_Written problem_
Reproduce every line of the records below verbatim, leaving out the pictures.

_Exercise inputs_
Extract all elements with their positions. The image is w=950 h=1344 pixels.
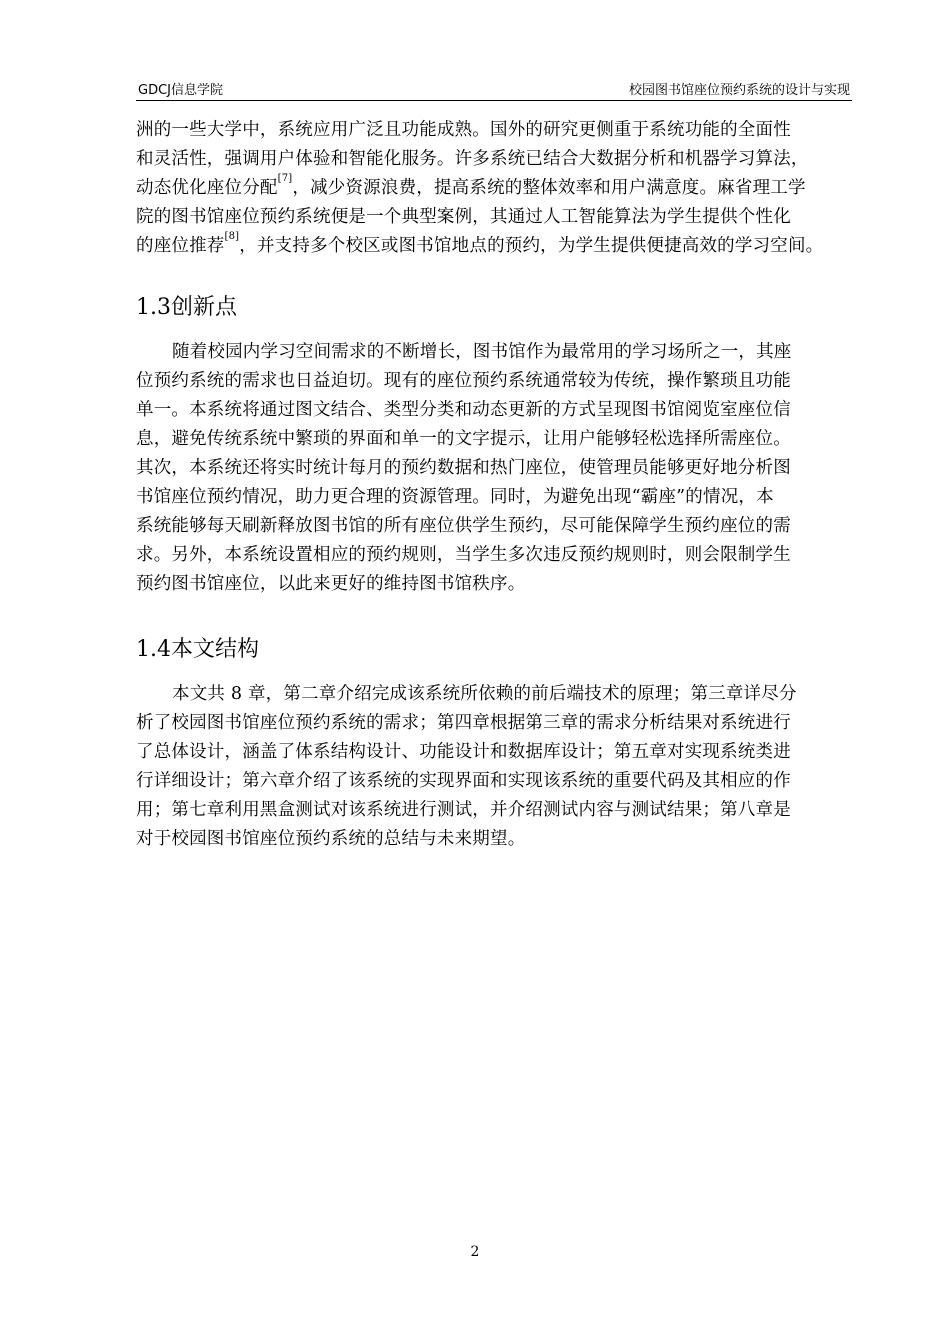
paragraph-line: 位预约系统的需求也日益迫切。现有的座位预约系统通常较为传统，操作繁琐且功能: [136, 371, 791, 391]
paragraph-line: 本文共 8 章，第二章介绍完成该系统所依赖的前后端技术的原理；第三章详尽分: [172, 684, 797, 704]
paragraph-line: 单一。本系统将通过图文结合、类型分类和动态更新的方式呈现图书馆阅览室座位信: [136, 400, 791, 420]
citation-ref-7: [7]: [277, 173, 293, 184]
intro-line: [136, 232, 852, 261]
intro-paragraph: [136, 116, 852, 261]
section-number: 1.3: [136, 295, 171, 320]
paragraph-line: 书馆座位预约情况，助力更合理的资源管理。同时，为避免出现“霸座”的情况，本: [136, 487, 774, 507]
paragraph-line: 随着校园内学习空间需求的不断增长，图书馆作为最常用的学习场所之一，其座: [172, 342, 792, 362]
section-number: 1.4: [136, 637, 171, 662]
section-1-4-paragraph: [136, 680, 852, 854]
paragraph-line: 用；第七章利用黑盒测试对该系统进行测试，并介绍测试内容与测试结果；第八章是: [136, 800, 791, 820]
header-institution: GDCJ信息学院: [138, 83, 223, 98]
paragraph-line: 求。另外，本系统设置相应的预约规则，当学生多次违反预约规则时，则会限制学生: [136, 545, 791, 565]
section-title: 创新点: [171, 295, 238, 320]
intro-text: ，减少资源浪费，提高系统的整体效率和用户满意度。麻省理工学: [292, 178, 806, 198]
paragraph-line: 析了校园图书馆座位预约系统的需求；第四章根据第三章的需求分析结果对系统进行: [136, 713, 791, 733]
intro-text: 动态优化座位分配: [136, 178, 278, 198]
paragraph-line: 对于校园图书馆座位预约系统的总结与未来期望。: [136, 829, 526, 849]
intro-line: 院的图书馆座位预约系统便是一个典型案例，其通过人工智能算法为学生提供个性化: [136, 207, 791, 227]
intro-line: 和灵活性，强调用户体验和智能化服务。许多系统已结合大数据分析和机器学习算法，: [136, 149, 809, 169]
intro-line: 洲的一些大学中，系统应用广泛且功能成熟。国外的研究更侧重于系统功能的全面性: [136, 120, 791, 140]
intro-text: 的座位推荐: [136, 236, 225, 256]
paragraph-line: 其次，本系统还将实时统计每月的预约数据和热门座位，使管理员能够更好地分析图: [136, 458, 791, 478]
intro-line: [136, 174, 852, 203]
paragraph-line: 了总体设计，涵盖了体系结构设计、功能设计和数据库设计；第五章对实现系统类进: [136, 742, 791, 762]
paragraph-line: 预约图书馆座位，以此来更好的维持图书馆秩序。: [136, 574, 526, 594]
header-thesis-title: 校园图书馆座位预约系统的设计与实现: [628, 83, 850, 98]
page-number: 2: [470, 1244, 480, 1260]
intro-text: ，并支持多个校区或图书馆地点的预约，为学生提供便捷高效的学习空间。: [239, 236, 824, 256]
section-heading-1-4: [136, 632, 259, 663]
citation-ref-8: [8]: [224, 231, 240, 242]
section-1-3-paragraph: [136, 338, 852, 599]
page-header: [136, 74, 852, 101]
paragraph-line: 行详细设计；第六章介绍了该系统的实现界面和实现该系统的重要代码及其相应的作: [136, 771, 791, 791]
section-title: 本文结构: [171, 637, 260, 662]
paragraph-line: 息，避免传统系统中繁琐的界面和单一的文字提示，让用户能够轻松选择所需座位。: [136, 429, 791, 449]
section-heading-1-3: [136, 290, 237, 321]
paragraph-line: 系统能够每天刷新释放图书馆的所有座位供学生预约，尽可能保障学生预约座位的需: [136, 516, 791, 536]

_Full output_
Extract all elements with their positions. The image is w=950 h=1344 pixels.
paragraph-line: 位预约系统的需求也日益迫切。现有的座位预约系统通常较为传统，操作繁琐且功能: [136, 371, 791, 391]
paragraph-line: 本文共 8 章，第二章介绍完成该系统所依赖的前后端技术的原理；第三章详尽分: [172, 684, 797, 704]
paragraph-line: 单一。本系统将通过图文结合、类型分类和动态更新的方式呈现图书馆阅览室座位信: [136, 400, 791, 420]
citation-ref-7: [7]: [277, 173, 293, 184]
intro-line: [136, 232, 852, 261]
intro-paragraph: [136, 116, 852, 261]
section-number: 1.3: [136, 295, 171, 320]
paragraph-line: 书馆座位预约情况，助力更合理的资源管理。同时，为避免出现“霸座”的情况，本: [136, 487, 774, 507]
paragraph-line: 随着校园内学习空间需求的不断增长，图书馆作为最常用的学习场所之一，其座: [172, 342, 792, 362]
section-number: 1.4: [136, 637, 171, 662]
section-1-4-paragraph: [136, 680, 852, 854]
paragraph-line: 用；第七章利用黑盒测试对该系统进行测试，并介绍测试内容与测试结果；第八章是: [136, 800, 791, 820]
header-institution: GDCJ信息学院: [138, 83, 223, 98]
paragraph-line: 求。另外，本系统设置相应的预约规则，当学生多次违反预约规则时，则会限制学生: [136, 545, 791, 565]
section-title: 创新点: [171, 295, 238, 320]
intro-text: ，减少资源浪费，提高系统的整体效率和用户满意度。麻省理工学: [292, 178, 806, 198]
paragraph-line: 析了校园图书馆座位预约系统的需求；第四章根据第三章的需求分析结果对系统进行: [136, 713, 791, 733]
intro-text: 动态优化座位分配: [136, 178, 278, 198]
paragraph-line: 对于校园图书馆座位预约系统的总结与未来期望。: [136, 829, 526, 849]
intro-line: 院的图书馆座位预约系统便是一个典型案例，其通过人工智能算法为学生提供个性化: [136, 207, 791, 227]
intro-line: 和灵活性，强调用户体验和智能化服务。许多系统已结合大数据分析和机器学习算法，: [136, 149, 809, 169]
intro-line: 洲的一些大学中，系统应用广泛且功能成熟。国外的研究更侧重于系统功能的全面性: [136, 120, 791, 140]
intro-text: 的座位推荐: [136, 236, 225, 256]
paragraph-line: 其次，本系统还将实时统计每月的预约数据和热门座位，使管理员能够更好地分析图: [136, 458, 791, 478]
intro-line: [136, 174, 852, 203]
paragraph-line: 了总体设计，涵盖了体系结构设计、功能设计和数据库设计；第五章对实现系统类进: [136, 742, 791, 762]
paragraph-line: 预约图书馆座位，以此来更好的维持图书馆秩序。: [136, 574, 526, 594]
header-thesis-title: 校园图书馆座位预约系统的设计与实现: [628, 83, 850, 98]
page-number: 2: [470, 1244, 480, 1260]
intro-text: ，并支持多个校区或图书馆地点的预约，为学生提供便捷高效的学习空间。: [239, 236, 824, 256]
section-heading-1-4: [136, 632, 259, 663]
citation-ref-8: [8]: [224, 231, 240, 242]
section-1-3-paragraph: [136, 338, 852, 599]
page-header: [136, 74, 852, 101]
paragraph-line: 行详细设计；第六章介绍了该系统的实现界面和实现该系统的重要代码及其相应的作: [136, 771, 791, 791]
section-title: 本文结构: [171, 637, 260, 662]
paragraph-line: 息，避免传统系统中繁琐的界面和单一的文字提示，让用户能够轻松选择所需座位。: [136, 429, 791, 449]
section-heading-1-3: [136, 290, 237, 321]
paragraph-line: 系统能够每天刷新释放图书馆的所有座位供学生预约，尽可能保障学生预约座位的需: [136, 516, 791, 536]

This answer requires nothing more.